» DATA PROVIDED:

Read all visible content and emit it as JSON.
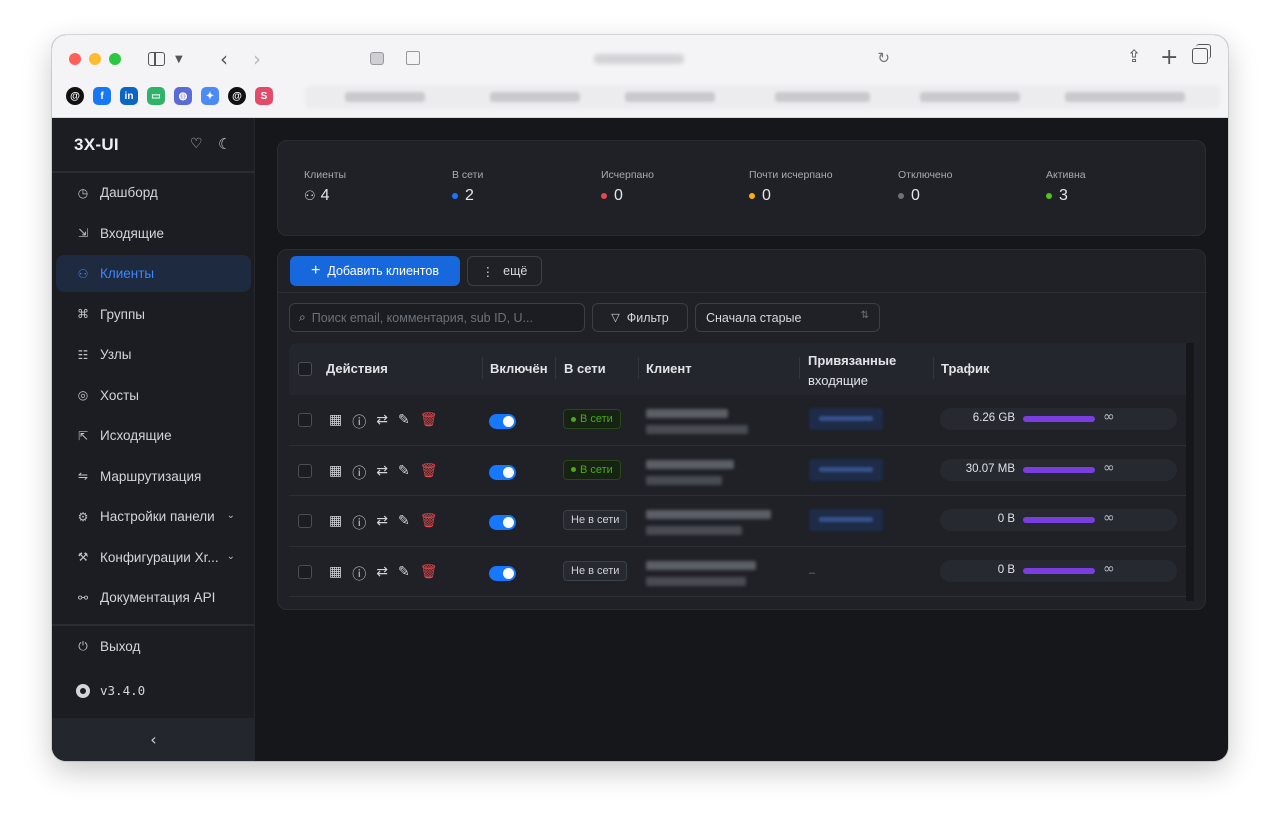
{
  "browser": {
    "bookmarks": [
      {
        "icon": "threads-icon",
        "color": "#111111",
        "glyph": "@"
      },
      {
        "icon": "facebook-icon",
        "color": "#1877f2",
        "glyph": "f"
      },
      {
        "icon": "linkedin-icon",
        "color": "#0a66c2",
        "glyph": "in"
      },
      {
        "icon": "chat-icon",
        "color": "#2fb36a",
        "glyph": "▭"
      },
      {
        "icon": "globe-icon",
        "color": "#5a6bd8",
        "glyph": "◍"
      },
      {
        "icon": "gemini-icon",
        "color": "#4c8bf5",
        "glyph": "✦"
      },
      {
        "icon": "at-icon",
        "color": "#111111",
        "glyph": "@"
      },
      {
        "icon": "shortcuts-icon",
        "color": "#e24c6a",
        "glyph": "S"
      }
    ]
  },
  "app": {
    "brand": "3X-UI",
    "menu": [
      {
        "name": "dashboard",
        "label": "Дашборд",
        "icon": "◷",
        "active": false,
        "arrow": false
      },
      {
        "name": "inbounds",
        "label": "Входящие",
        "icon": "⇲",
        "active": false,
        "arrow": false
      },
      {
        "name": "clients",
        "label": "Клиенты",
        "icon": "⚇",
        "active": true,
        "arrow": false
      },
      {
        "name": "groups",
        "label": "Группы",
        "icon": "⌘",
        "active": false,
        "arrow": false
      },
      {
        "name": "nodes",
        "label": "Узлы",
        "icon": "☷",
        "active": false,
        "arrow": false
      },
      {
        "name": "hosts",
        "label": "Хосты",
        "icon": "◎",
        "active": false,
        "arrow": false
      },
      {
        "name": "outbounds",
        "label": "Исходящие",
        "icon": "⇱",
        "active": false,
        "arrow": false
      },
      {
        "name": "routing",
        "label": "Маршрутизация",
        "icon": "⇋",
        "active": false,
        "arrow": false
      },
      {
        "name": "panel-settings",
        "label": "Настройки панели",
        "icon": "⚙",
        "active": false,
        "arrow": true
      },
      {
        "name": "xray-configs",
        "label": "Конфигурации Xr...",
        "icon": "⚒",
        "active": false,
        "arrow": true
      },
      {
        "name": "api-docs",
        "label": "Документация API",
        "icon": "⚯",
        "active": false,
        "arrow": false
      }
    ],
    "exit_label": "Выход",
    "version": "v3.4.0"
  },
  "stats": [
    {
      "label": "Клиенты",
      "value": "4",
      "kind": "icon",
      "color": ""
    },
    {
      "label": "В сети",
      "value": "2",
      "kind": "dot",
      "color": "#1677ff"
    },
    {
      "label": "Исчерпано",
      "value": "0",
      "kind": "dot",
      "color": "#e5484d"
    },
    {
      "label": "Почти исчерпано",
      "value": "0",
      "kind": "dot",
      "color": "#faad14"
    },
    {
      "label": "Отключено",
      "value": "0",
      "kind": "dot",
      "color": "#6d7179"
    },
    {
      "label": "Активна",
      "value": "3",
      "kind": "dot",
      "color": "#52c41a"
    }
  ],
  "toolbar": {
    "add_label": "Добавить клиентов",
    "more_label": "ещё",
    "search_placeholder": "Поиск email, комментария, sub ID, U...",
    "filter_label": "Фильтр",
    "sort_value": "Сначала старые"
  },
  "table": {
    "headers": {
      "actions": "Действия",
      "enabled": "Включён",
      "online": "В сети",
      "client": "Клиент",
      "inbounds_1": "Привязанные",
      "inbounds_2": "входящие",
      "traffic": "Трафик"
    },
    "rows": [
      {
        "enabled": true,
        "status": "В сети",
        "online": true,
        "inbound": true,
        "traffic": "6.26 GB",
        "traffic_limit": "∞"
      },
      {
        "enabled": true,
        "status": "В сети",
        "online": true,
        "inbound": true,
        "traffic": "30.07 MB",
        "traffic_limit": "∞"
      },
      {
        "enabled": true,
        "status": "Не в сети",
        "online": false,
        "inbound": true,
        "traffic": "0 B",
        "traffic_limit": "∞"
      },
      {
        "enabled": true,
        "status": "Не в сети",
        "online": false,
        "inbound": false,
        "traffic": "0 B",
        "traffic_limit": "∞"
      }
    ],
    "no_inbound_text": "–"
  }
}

» TASK: Repeat the material above in full and exactly, omitting the pictures.

» TASK OUTPUT:
Read all visible content and emit it as JSON.
{
  "browser": {
    "bookmarks": [
      {
        "icon": "threads-icon",
        "color": "#111111",
        "glyph": "@"
      },
      {
        "icon": "facebook-icon",
        "color": "#1877f2",
        "glyph": "f"
      },
      {
        "icon": "linkedin-icon",
        "color": "#0a66c2",
        "glyph": "in"
      },
      {
        "icon": "chat-icon",
        "color": "#2fb36a",
        "glyph": "▭"
      },
      {
        "icon": "globe-icon",
        "color": "#5a6bd8",
        "glyph": "◍"
      },
      {
        "icon": "gemini-icon",
        "color": "#4c8bf5",
        "glyph": "✦"
      },
      {
        "icon": "at-icon",
        "color": "#111111",
        "glyph": "@"
      },
      {
        "icon": "shortcuts-icon",
        "color": "#e24c6a",
        "glyph": "S"
      }
    ]
  },
  "app": {
    "brand": "3X-UI",
    "menu": [
      {
        "name": "dashboard",
        "label": "Дашборд",
        "icon": "◷",
        "active": false,
        "arrow": false
      },
      {
        "name": "inbounds",
        "label": "Входящие",
        "icon": "⇲",
        "active": false,
        "arrow": false
      },
      {
        "name": "clients",
        "label": "Клиенты",
        "icon": "⚇",
        "active": true,
        "arrow": false
      },
      {
        "name": "groups",
        "label": "Группы",
        "icon": "⌘",
        "active": false,
        "arrow": false
      },
      {
        "name": "nodes",
        "label": "Узлы",
        "icon": "☷",
        "active": false,
        "arrow": false
      },
      {
        "name": "hosts",
        "label": "Хосты",
        "icon": "◎",
        "active": false,
        "arrow": false
      },
      {
        "name": "outbounds",
        "label": "Исходящие",
        "icon": "⇱",
        "active": false,
        "arrow": false
      },
      {
        "name": "routing",
        "label": "Маршрутизация",
        "icon": "⇋",
        "active": false,
        "arrow": false
      },
      {
        "name": "panel-settings",
        "label": "Настройки панели",
        "icon": "⚙",
        "active": false,
        "arrow": true
      },
      {
        "name": "xray-configs",
        "label": "Конфигурации Xr...",
        "icon": "⚒",
        "active": false,
        "arrow": true
      },
      {
        "name": "api-docs",
        "label": "Документация API",
        "icon": "⚯",
        "active": false,
        "arrow": false
      }
    ],
    "exit_label": "Выход",
    "version": "v3.4.0"
  },
  "stats": [
    {
      "label": "Клиенты",
      "value": "4",
      "kind": "icon",
      "color": ""
    },
    {
      "label": "В сети",
      "value": "2",
      "kind": "dot",
      "color": "#1677ff"
    },
    {
      "label": "Исчерпано",
      "value": "0",
      "kind": "dot",
      "color": "#e5484d"
    },
    {
      "label": "Почти исчерпано",
      "value": "0",
      "kind": "dot",
      "color": "#faad14"
    },
    {
      "label": "Отключено",
      "value": "0",
      "kind": "dot",
      "color": "#6d7179"
    },
    {
      "label": "Активна",
      "value": "3",
      "kind": "dot",
      "color": "#52c41a"
    }
  ],
  "toolbar": {
    "add_label": "Добавить клиентов",
    "more_label": "ещё",
    "search_placeholder": "Поиск email, комментария, sub ID, U...",
    "filter_label": "Фильтр",
    "sort_value": "Сначала старые"
  },
  "table": {
    "headers": {
      "actions": "Действия",
      "enabled": "Включён",
      "online": "В сети",
      "client": "Клиент",
      "inbounds_1": "Привязанные",
      "inbounds_2": "входящие",
      "traffic": "Трафик"
    },
    "rows": [
      {
        "enabled": true,
        "status": "В сети",
        "online": true,
        "inbound": true,
        "traffic": "6.26 GB",
        "traffic_limit": "∞"
      },
      {
        "enabled": true,
        "status": "В сети",
        "online": true,
        "inbound": true,
        "traffic": "30.07 MB",
        "traffic_limit": "∞"
      },
      {
        "enabled": true,
        "status": "Не в сети",
        "online": false,
        "inbound": true,
        "traffic": "0 B",
        "traffic_limit": "∞"
      },
      {
        "enabled": true,
        "status": "Не в сети",
        "online": false,
        "inbound": false,
        "traffic": "0 B",
        "traffic_limit": "∞"
      }
    ],
    "no_inbound_text": "–"
  }
}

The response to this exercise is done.